[Work instructions] Pictures do not belong in your copy. Repeat all the other data exactly.
__________
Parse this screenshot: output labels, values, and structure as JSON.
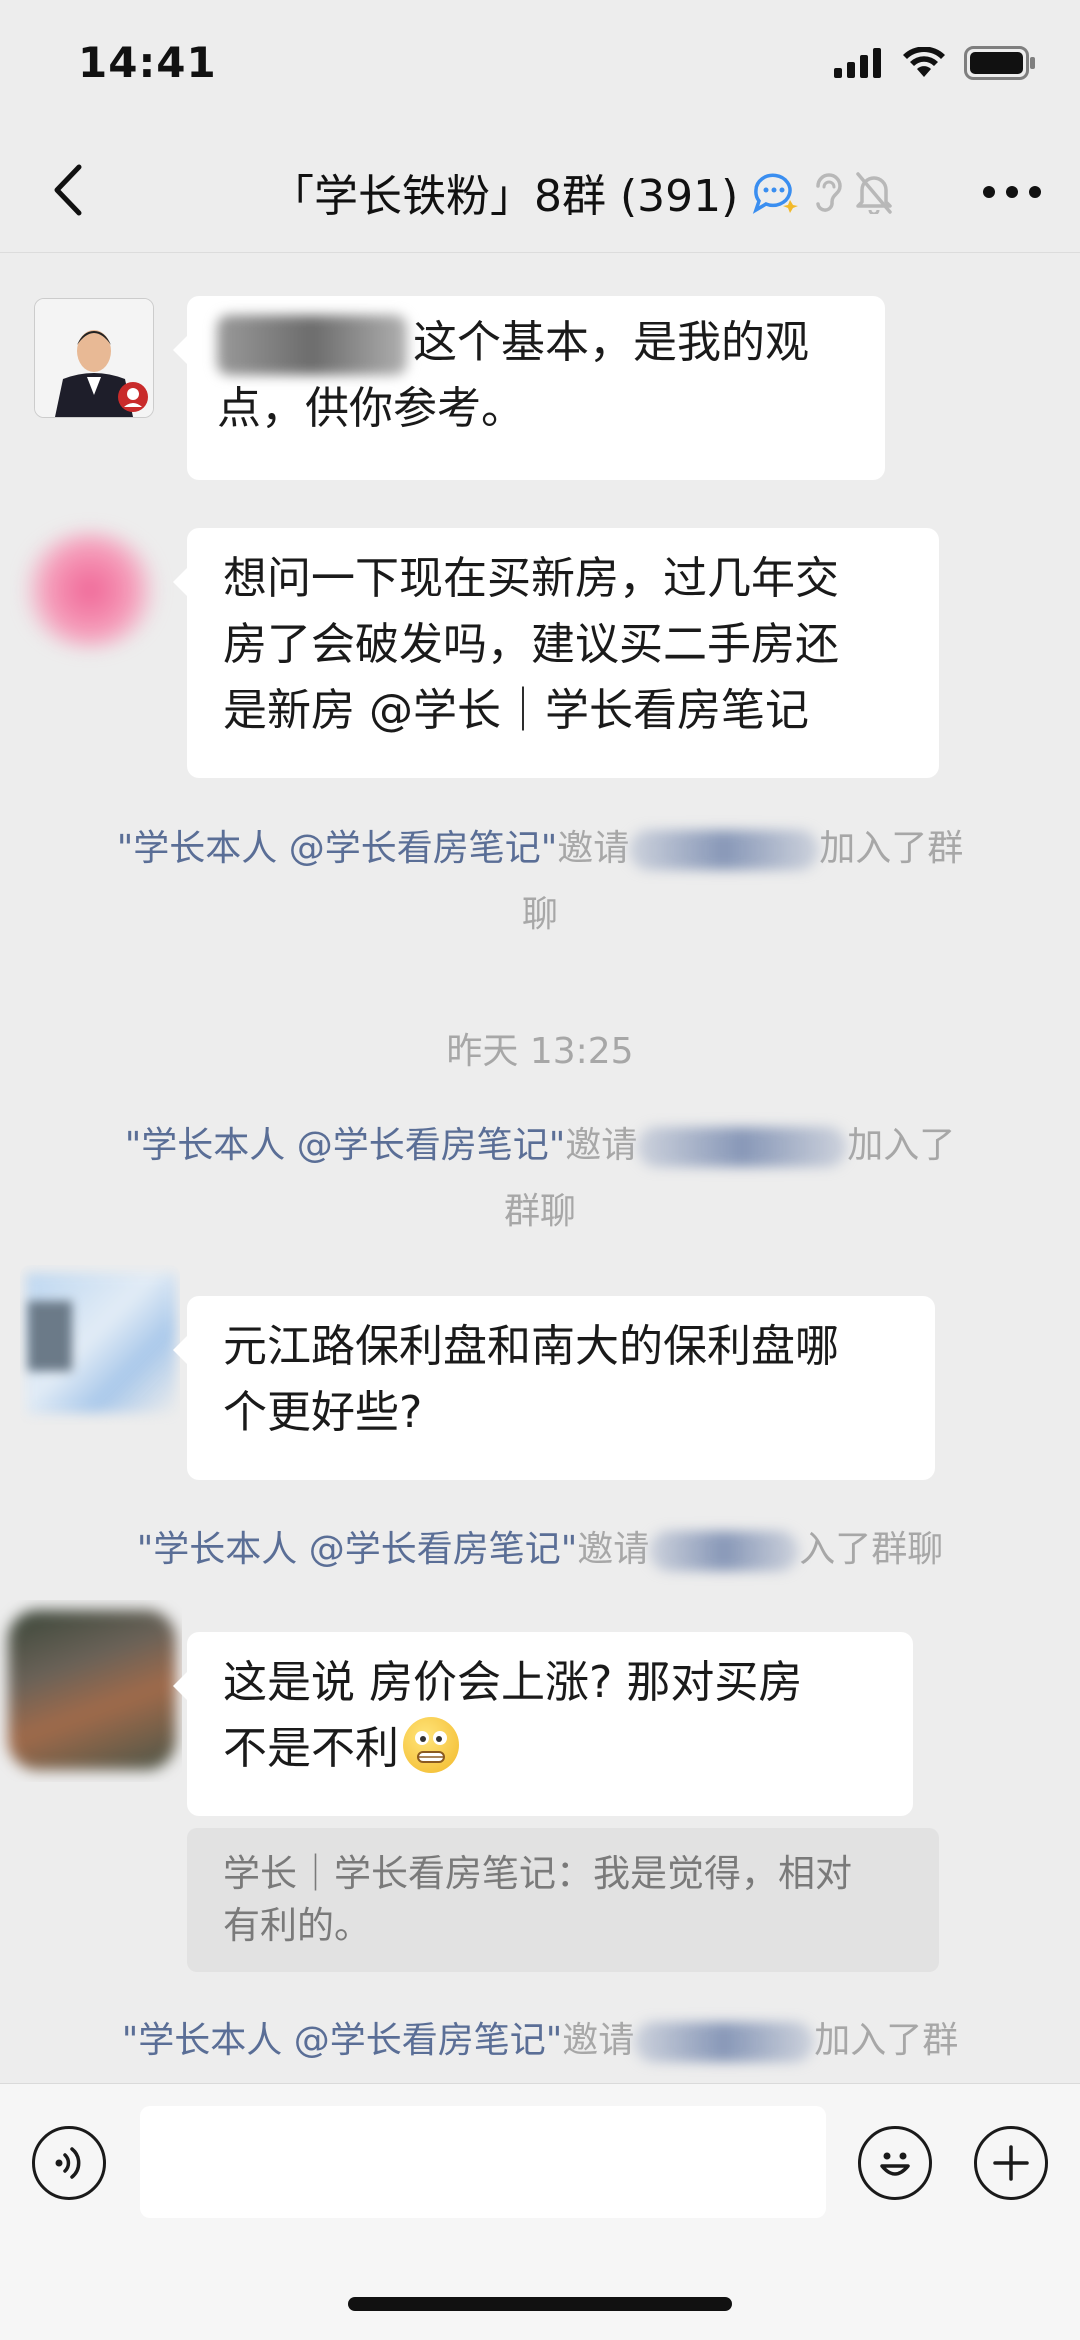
{
  "status": {
    "time": "14:41"
  },
  "nav": {
    "title": "「学长铁粉」8群 (391)"
  },
  "messages": [
    {
      "id": "m1",
      "text_line1": "这个基本，是我的观",
      "text_line2": "点，供你参考。"
    },
    {
      "id": "m2",
      "lines": [
        "想问一下现在买新房，过几年交",
        "房了会破发吗，建议买二手房还",
        "是新房 @学长｜学长看房笔记"
      ]
    },
    {
      "id": "m3",
      "lines": [
        "元江路保利盘和南大的保利盘哪",
        "个更好些?"
      ]
    },
    {
      "id": "m4",
      "line1": "这是说 房价会上涨?  那对买房",
      "line2": "不是不利"
    }
  ],
  "quote": {
    "line1": "学长｜学长看房笔记：我是觉得，相对",
    "line2": "有利的。"
  },
  "system_notices": [
    {
      "inviter": "\"学长本人 @学长看房笔记\"",
      "verb": "邀请",
      "tail1": "加入了群",
      "tail2": "聊"
    },
    {
      "inviter": "\"学长本人 @学长看房笔记\"",
      "verb": "邀请",
      "tail1": "加入了",
      "tail2": "群聊"
    },
    {
      "inviter": "\"学长本人 @学长看房笔记\"",
      "verb": "邀请",
      "tail1": "入了群聊"
    },
    {
      "inviter": "\"学长本人 @学长看房笔记\"",
      "verb": "邀请",
      "tail1": "加入了群"
    }
  ],
  "timestamp": "昨天 13:25",
  "icons": {
    "back": "chevron-left-icon",
    "more": "ellipsis-icon",
    "voice": "voice-icon",
    "emoji": "emoji-icon",
    "plus": "plus-icon"
  },
  "colors": {
    "background": "#ededed",
    "bubble": "#ffffff",
    "link": "#5a6e96",
    "system_text": "#a7a7a7"
  }
}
__________
[Result of the exercise]
Parse this screenshot: output labels, values, and structure as JSON.
{
  "status": {
    "time": "14:41"
  },
  "nav": {
    "title": "「学长铁粉」8群 (391)"
  },
  "messages": [
    {
      "id": "m1",
      "text_line1": "这个基本，是我的观",
      "text_line2": "点，供你参考。"
    },
    {
      "id": "m2",
      "lines": [
        "想问一下现在买新房，过几年交",
        "房了会破发吗，建议买二手房还",
        "是新房 @学长｜学长看房笔记"
      ]
    },
    {
      "id": "m3",
      "lines": [
        "元江路保利盘和南大的保利盘哪",
        "个更好些?"
      ]
    },
    {
      "id": "m4",
      "line1": "这是说 房价会上涨?  那对买房",
      "line2": "不是不利"
    }
  ],
  "quote": {
    "line1": "学长｜学长看房笔记：我是觉得，相对",
    "line2": "有利的。"
  },
  "system_notices": [
    {
      "inviter": "\"学长本人 @学长看房笔记\"",
      "verb": "邀请",
      "tail1": "加入了群",
      "tail2": "聊"
    },
    {
      "inviter": "\"学长本人 @学长看房笔记\"",
      "verb": "邀请",
      "tail1": "加入了",
      "tail2": "群聊"
    },
    {
      "inviter": "\"学长本人 @学长看房笔记\"",
      "verb": "邀请",
      "tail1": "入了群聊"
    },
    {
      "inviter": "\"学长本人 @学长看房笔记\"",
      "verb": "邀请",
      "tail1": "加入了群"
    }
  ],
  "timestamp": "昨天 13:25",
  "icons": {
    "back": "chevron-left-icon",
    "more": "ellipsis-icon",
    "voice": "voice-icon",
    "emoji": "emoji-icon",
    "plus": "plus-icon"
  },
  "colors": {
    "background": "#ededed",
    "bubble": "#ffffff",
    "link": "#5a6e96",
    "system_text": "#a7a7a7"
  }
}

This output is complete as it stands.